** WHAT IS ASKED **
Each entry below is to be transcribed exactly.

Raw records:
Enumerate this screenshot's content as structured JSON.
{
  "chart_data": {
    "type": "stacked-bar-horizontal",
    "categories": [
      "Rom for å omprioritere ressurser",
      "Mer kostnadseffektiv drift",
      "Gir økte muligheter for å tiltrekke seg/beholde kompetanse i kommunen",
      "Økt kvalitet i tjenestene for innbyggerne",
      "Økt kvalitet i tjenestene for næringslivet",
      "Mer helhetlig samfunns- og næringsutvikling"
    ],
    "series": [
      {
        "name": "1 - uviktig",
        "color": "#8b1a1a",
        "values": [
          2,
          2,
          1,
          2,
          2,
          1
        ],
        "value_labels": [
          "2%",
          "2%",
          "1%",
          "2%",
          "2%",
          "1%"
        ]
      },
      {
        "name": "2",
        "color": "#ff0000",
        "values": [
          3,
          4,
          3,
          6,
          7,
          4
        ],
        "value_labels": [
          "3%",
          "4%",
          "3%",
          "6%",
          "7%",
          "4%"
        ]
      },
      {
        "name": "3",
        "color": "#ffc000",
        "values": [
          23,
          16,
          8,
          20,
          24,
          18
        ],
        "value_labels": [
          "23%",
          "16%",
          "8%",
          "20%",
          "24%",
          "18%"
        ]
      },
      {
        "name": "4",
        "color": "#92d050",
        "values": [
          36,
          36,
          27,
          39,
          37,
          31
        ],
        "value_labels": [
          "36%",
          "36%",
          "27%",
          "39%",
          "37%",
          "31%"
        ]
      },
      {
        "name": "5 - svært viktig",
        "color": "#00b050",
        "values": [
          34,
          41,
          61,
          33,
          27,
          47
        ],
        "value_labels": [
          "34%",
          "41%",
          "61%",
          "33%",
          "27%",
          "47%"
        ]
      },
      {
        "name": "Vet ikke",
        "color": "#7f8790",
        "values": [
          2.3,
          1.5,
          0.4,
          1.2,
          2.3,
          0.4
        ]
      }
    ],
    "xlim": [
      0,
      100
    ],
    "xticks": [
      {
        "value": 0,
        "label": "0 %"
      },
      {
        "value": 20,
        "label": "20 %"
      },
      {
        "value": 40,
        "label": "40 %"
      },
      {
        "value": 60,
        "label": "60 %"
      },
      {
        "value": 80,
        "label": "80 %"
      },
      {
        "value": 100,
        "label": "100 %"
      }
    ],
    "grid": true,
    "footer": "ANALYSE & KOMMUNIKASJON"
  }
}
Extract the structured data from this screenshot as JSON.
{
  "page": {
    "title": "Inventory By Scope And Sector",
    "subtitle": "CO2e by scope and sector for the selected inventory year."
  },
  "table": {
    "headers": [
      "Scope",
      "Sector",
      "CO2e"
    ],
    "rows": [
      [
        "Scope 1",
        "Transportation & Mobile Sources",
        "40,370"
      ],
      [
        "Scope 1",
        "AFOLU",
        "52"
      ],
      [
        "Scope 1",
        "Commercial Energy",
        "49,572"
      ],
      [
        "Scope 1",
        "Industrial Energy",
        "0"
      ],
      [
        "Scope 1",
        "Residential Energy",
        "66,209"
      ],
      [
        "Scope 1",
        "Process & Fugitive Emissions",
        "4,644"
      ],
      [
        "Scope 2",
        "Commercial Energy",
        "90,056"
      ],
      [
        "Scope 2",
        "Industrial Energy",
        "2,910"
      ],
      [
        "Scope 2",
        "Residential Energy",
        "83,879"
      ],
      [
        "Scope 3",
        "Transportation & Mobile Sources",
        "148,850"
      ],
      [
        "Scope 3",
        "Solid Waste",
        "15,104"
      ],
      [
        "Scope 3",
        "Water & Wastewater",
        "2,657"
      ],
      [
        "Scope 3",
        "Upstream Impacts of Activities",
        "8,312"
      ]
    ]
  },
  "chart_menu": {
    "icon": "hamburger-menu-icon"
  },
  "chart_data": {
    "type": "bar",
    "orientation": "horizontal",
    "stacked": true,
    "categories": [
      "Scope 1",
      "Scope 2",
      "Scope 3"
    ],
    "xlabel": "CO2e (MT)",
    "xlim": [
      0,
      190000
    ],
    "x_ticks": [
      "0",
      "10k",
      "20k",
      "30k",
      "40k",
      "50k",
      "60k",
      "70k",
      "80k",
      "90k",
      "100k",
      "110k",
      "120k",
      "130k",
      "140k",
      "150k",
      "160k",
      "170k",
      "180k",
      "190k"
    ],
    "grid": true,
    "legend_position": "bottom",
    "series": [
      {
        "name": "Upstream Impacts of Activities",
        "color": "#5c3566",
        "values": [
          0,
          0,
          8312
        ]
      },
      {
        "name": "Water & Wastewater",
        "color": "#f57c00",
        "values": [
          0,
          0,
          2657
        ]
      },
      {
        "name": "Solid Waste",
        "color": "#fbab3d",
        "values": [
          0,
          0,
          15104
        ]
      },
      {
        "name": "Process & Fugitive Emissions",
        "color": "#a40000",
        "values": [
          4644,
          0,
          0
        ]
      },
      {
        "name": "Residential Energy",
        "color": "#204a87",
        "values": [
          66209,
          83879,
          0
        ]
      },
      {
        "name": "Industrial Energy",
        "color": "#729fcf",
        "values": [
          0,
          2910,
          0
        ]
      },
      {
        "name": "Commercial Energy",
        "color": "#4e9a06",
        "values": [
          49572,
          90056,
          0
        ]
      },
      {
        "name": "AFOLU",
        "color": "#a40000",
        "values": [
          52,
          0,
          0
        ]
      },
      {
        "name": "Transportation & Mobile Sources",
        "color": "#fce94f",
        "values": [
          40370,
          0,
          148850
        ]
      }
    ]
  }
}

** WRITTEN RESPONSE **
Enumerate this screenshot's content as structured JSON.
{
  "chart_data": {
    "type": "stacked-bar-horizontal",
    "categories": [
      "Rom for å omprioritere ressurser",
      "Mer kostnadseffektiv drift",
      "Gir økte muligheter for å tiltrekke seg/beholde kompetanse i kommunen",
      "Økt kvalitet i tjenestene for innbyggerne",
      "Økt kvalitet i tjenestene for næringslivet",
      "Mer helhetlig samfunns- og næringsutvikling"
    ],
    "series": [
      {
        "name": "1 - uviktig",
        "color": "#8b1a1a",
        "values": [
          2,
          2,
          1,
          2,
          2,
          1
        ],
        "value_labels": [
          "2%",
          "2%",
          "1%",
          "2%",
          "2%",
          "1%"
        ]
      },
      {
        "name": "2",
        "color": "#ff0000",
        "values": [
          3,
          4,
          3,
          6,
          7,
          4
        ],
        "value_labels": [
          "3%",
          "4%",
          "3%",
          "6%",
          "7%",
          "4%"
        ]
      },
      {
        "name": "3",
        "color": "#ffc000",
        "values": [
          23,
          16,
          8,
          20,
          24,
          18
        ],
        "value_labels": [
          "23%",
          "16%",
          "8%",
          "20%",
          "24%",
          "18%"
        ]
      },
      {
        "name": "4",
        "color": "#92d050",
        "values": [
          36,
          36,
          27,
          39,
          37,
          31
        ],
        "value_labels": [
          "36%",
          "36%",
          "27%",
          "39%",
          "37%",
          "31%"
        ]
      },
      {
        "name": "5 - svært viktig",
        "color": "#00b050",
        "values": [
          34,
          41,
          61,
          33,
          27,
          47
        ],
        "value_labels": [
          "34%",
          "41%",
          "61%",
          "33%",
          "27%",
          "47%"
        ]
      },
      {
        "name": "Vet ikke",
        "color": "#7f8790",
        "values": [
          2.3,
          1.5,
          0.4,
          1.2,
          2.3,
          0.4
        ]
      }
    ],
    "xlim": [
      0,
      100
    ],
    "xticks": [
      {
        "value": 0,
        "label": "0 %"
      },
      {
        "value": 20,
        "label": "20 %"
      },
      {
        "value": 40,
        "label": "40 %"
      },
      {
        "value": 60,
        "label": "60 %"
      },
      {
        "value": 80,
        "label": "80 %"
      },
      {
        "value": 100,
        "label": "100 %"
      }
    ],
    "grid": true,
    "footer": "ANALYSE & KOMMUNIKASJON"
  }
}
Extract the structured data from this screenshot as JSON.
{
  "page": {
    "title": "Inventory By Scope And Sector",
    "subtitle": "CO2e by scope and sector for the selected inventory year."
  },
  "table": {
    "headers": [
      "Scope",
      "Sector",
      "CO2e"
    ],
    "rows": [
      [
        "Scope 1",
        "Transportation & Mobile Sources",
        "40,370"
      ],
      [
        "Scope 1",
        "AFOLU",
        "52"
      ],
      [
        "Scope 1",
        "Commercial Energy",
        "49,572"
      ],
      [
        "Scope 1",
        "Industrial Energy",
        "0"
      ],
      [
        "Scope 1",
        "Residential Energy",
        "66,209"
      ],
      [
        "Scope 1",
        "Process & Fugitive Emissions",
        "4,644"
      ],
      [
        "Scope 2",
        "Commercial Energy",
        "90,056"
      ],
      [
        "Scope 2",
        "Industrial Energy",
        "2,910"
      ],
      [
        "Scope 2",
        "Residential Energy",
        "83,879"
      ],
      [
        "Scope 3",
        "Transportation & Mobile Sources",
        "148,850"
      ],
      [
        "Scope 3",
        "Solid Waste",
        "15,104"
      ],
      [
        "Scope 3",
        "Water & Wastewater",
        "2,657"
      ],
      [
        "Scope 3",
        "Upstream Impacts of Activities",
        "8,312"
      ]
    ]
  },
  "chart_menu": {
    "icon": "hamburger-menu-icon"
  },
  "chart_data": {
    "type": "bar",
    "orientation": "horizontal",
    "stacked": true,
    "categories": [
      "Scope 1",
      "Scope 2",
      "Scope 3"
    ],
    "xlabel": "CO2e (MT)",
    "xlim": [
      0,
      190000
    ],
    "x_ticks": [
      "0",
      "10k",
      "20k",
      "30k",
      "40k",
      "50k",
      "60k",
      "70k",
      "80k",
      "90k",
      "100k",
      "110k",
      "120k",
      "130k",
      "140k",
      "150k",
      "160k",
      "170k",
      "180k",
      "190k"
    ],
    "grid": true,
    "legend_position": "bottom",
    "series": [
      {
        "name": "Upstream Impacts of Activities",
        "color": "#5c3566",
        "values": [
          0,
          0,
          8312
        ]
      },
      {
        "name": "Water & Wastewater",
        "color": "#f57c00",
        "values": [
          0,
          0,
          2657
        ]
      },
      {
        "name": "Solid Waste",
        "color": "#fbab3d",
        "values": [
          0,
          0,
          15104
        ]
      },
      {
        "name": "Process & Fugitive Emissions",
        "color": "#a40000",
        "values": [
          4644,
          0,
          0
        ]
      },
      {
        "name": "Residential Energy",
        "color": "#204a87",
        "values": [
          66209,
          83879,
          0
        ]
      },
      {
        "name": "Industrial Energy",
        "color": "#729fcf",
        "values": [
          0,
          2910,
          0
        ]
      },
      {
        "name": "Commercial Energy",
        "color": "#4e9a06",
        "values": [
          49572,
          90056,
          0
        ]
      },
      {
        "name": "AFOLU",
        "color": "#a40000",
        "values": [
          52,
          0,
          0
        ]
      },
      {
        "name": "Transportation & Mobile Sources",
        "color": "#fce94f",
        "values": [
          40370,
          0,
          148850
        ]
      }
    ]
  }
}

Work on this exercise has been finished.